-- START OF Entries provided --

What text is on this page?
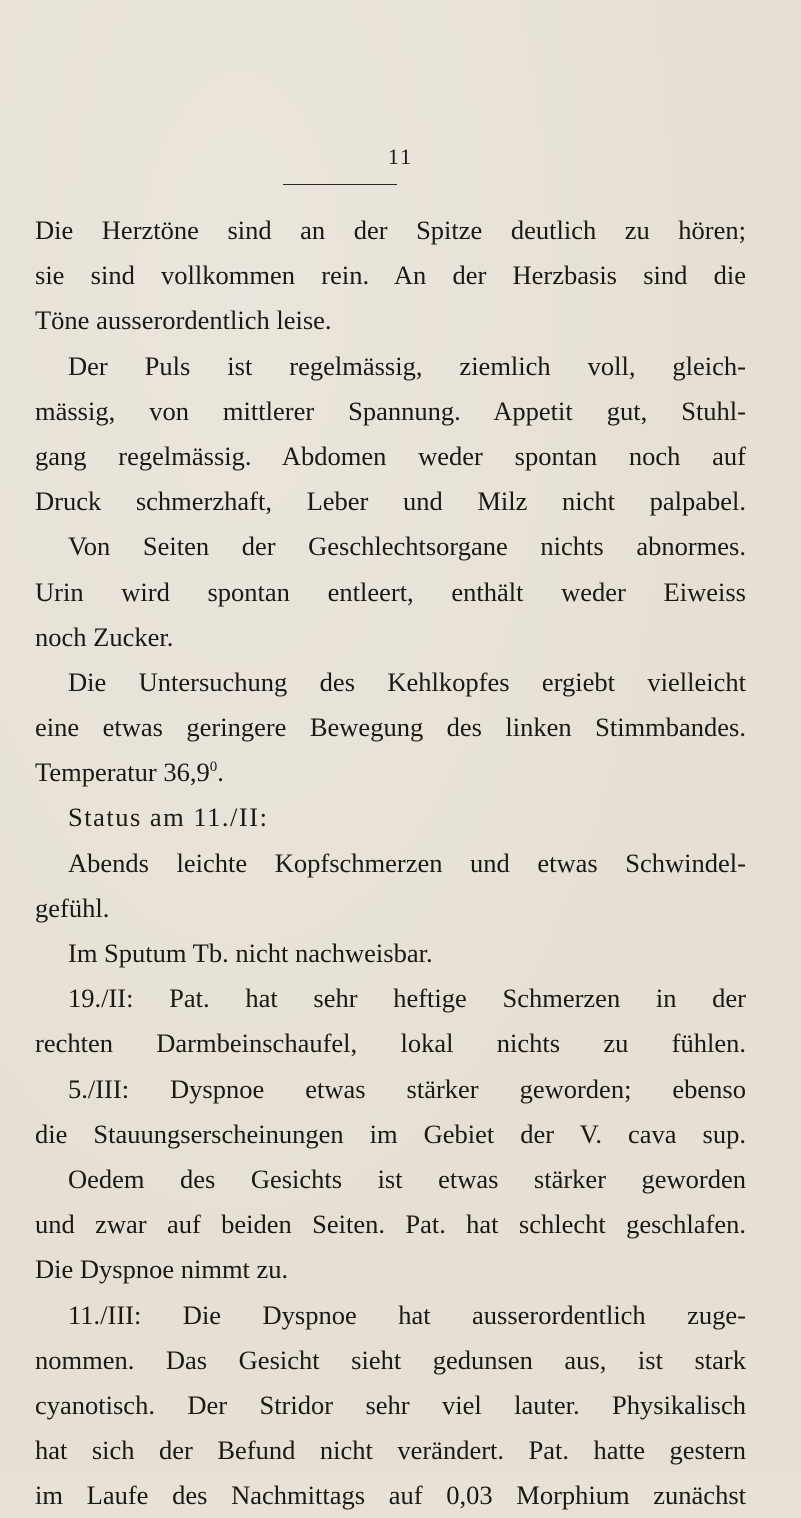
11
Die Herztöne sind an der Spitze deutlich zu hören;
sie sind vollkommen rein. An der Herzbasis sind die
Töne ausserordentlich leise.
Der Puls ist regelmässig, ziemlich voll, gleich-
mässig, von mittlerer Spannung. Appetit gut, Stuhl-
gang regelmässig. Abdomen weder spontan noch auf
Druck schmerzhaft, Leber und Milz nicht palpabel.
Von Seiten der Geschlechtsorgane nichts abnormes.
Urin wird spontan entleert, enthält weder Eiweiss
noch Zucker.
Die Untersuchung des Kehlkopfes ergiebt vielleicht
eine etwas geringere Bewegung des linken Stimmbandes.
Temperatur 36,9$^0$.
Status am 11./II:
Abends leichte Kopfschmerzen und etwas Schwindel-
gefühl.
Im Sputum Tb. nicht nachweisbar.
19./II: Pat. hat sehr heftige Schmerzen in der
rechten Darmbeinschaufel, lokal nichts zu fühlen.
5./III: Dyspnoe etwas stärker geworden; ebenso
die Stauungserscheinungen im Gebiet der V. cava sup.
Oedem des Gesichts ist etwas stärker geworden
und zwar auf beiden Seiten. Pat. hat schlecht geschlafen.
Die Dyspnoe nimmt zu.
11./III: Die Dyspnoe hat ausserordentlich zuge-
nommen. Das Gesicht sieht gedunsen aus, ist stark
cyanotisch. Der Stridor sehr viel lauter. Physikalisch
hat sich der Befund nicht verändert. Pat. hatte gestern
im Laufe des Nachmittags auf 0,03 Morphium zunächst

-- END OF Entries provided --

- What you will do: Give every line back word for word and leave the pictures out.

- Response:
What text is on this page?
11
Die Herztöne sind an der Spitze deutlich zu hören;
sie sind vollkommen rein. An der Herzbasis sind die
Töne ausserordentlich leise.
Der Puls ist regelmässig, ziemlich voll, gleich-
mässig, von mittlerer Spannung. Appetit gut, Stuhl-
gang regelmässig. Abdomen weder spontan noch auf
Druck schmerzhaft, Leber und Milz nicht palpabel.
Von Seiten der Geschlechtsorgane nichts abnormes.
Urin wird spontan entleert, enthält weder Eiweiss
noch Zucker.
Die Untersuchung des Kehlkopfes ergiebt vielleicht
eine etwas geringere Bewegung des linken Stimmbandes.
Temperatur 36,9$^0$.
Status am 11./II:
Abends leichte Kopfschmerzen und etwas Schwindel-
gefühl.
Im Sputum Tb. nicht nachweisbar.
19./II: Pat. hat sehr heftige Schmerzen in der
rechten Darmbeinschaufel, lokal nichts zu fühlen.
5./III: Dyspnoe etwas stärker geworden; ebenso
die Stauungserscheinungen im Gebiet der V. cava sup.
Oedem des Gesichts ist etwas stärker geworden
und zwar auf beiden Seiten. Pat. hat schlecht geschlafen.
Die Dyspnoe nimmt zu.
11./III: Die Dyspnoe hat ausserordentlich zuge-
nommen. Das Gesicht sieht gedunsen aus, ist stark
cyanotisch. Der Stridor sehr viel lauter. Physikalisch
hat sich der Befund nicht verändert. Pat. hatte gestern
im Laufe des Nachmittags auf 0,03 Morphium zunächst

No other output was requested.